**Exercise instructions:**
Without including any pictures, copy each entry below exactly.

**Dataset records:**
════
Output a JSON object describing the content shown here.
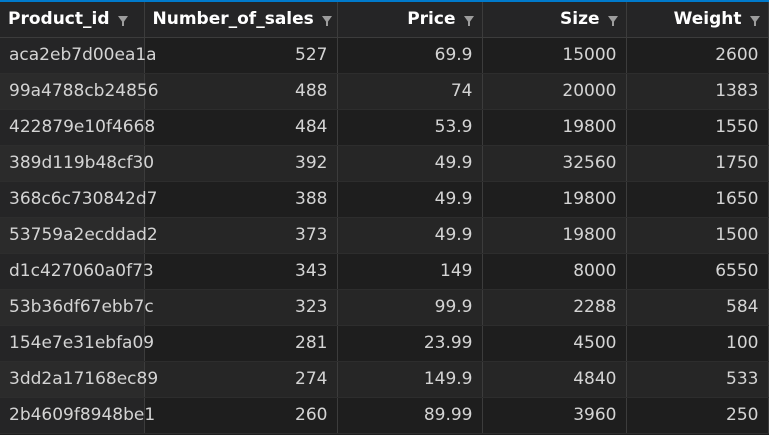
{
  "table": {
    "columns": [
      {
        "label": "Product_id",
        "align": "left",
        "icon": "filter-icon"
      },
      {
        "label": "Number_of_sales",
        "align": "right",
        "icon": "filter-icon"
      },
      {
        "label": "Price",
        "align": "right",
        "icon": "filter-icon"
      },
      {
        "label": "Size",
        "align": "right",
        "icon": "filter-icon"
      },
      {
        "label": "Weight",
        "align": "right",
        "icon": "filter-icon"
      }
    ],
    "rows": [
      [
        "aca2eb7d00ea1a",
        "527",
        "69.9",
        "15000",
        "2600"
      ],
      [
        "99a4788cb24856",
        "488",
        "74",
        "20000",
        "1383"
      ],
      [
        "422879e10f4668",
        "484",
        "53.9",
        "19800",
        "1550"
      ],
      [
        "389d119b48cf30",
        "392",
        "49.9",
        "32560",
        "1750"
      ],
      [
        "368c6c730842d7",
        "388",
        "49.9",
        "19800",
        "1650"
      ],
      [
        "53759a2ecddad2",
        "373",
        "49.9",
        "19800",
        "1500"
      ],
      [
        "d1c427060a0f73",
        "343",
        "149",
        "8000",
        "6550"
      ],
      [
        "53b36df67ebb7c",
        "323",
        "99.9",
        "2288",
        "584"
      ],
      [
        "154e7e31ebfa09",
        "281",
        "23.99",
        "4500",
        "100"
      ],
      [
        "3dd2a17168ec89",
        "274",
        "149.9",
        "4840",
        "533"
      ],
      [
        "2b4609f8948be1",
        "260",
        "89.99",
        "3960",
        "250"
      ]
    ]
  },
  "colors": {
    "background": "#1e1e1e",
    "header_background": "#252526",
    "header_text": "#ffffff",
    "cell_text": "#d4d4d4",
    "accent": "#007acc"
  }
}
════
**Task response:**
Output a JSON object describing the content shown here.
{
  "table": {
    "columns": [
      {
        "label": "Product_id",
        "align": "left",
        "icon": "filter-icon"
      },
      {
        "label": "Number_of_sales",
        "align": "right",
        "icon": "filter-icon"
      },
      {
        "label": "Price",
        "align": "right",
        "icon": "filter-icon"
      },
      {
        "label": "Size",
        "align": "right",
        "icon": "filter-icon"
      },
      {
        "label": "Weight",
        "align": "right",
        "icon": "filter-icon"
      }
    ],
    "rows": [
      [
        "aca2eb7d00ea1a",
        "527",
        "69.9",
        "15000",
        "2600"
      ],
      [
        "99a4788cb24856",
        "488",
        "74",
        "20000",
        "1383"
      ],
      [
        "422879e10f4668",
        "484",
        "53.9",
        "19800",
        "1550"
      ],
      [
        "389d119b48cf30",
        "392",
        "49.9",
        "32560",
        "1750"
      ],
      [
        "368c6c730842d7",
        "388",
        "49.9",
        "19800",
        "1650"
      ],
      [
        "53759a2ecddad2",
        "373",
        "49.9",
        "19800",
        "1500"
      ],
      [
        "d1c427060a0f73",
        "343",
        "149",
        "8000",
        "6550"
      ],
      [
        "53b36df67ebb7c",
        "323",
        "99.9",
        "2288",
        "584"
      ],
      [
        "154e7e31ebfa09",
        "281",
        "23.99",
        "4500",
        "100"
      ],
      [
        "3dd2a17168ec89",
        "274",
        "149.9",
        "4840",
        "533"
      ],
      [
        "2b4609f8948be1",
        "260",
        "89.99",
        "3960",
        "250"
      ]
    ]
  },
  "colors": {
    "background": "#1e1e1e",
    "header_background": "#252526",
    "header_text": "#ffffff",
    "cell_text": "#d4d4d4",
    "accent": "#007acc"
  }
}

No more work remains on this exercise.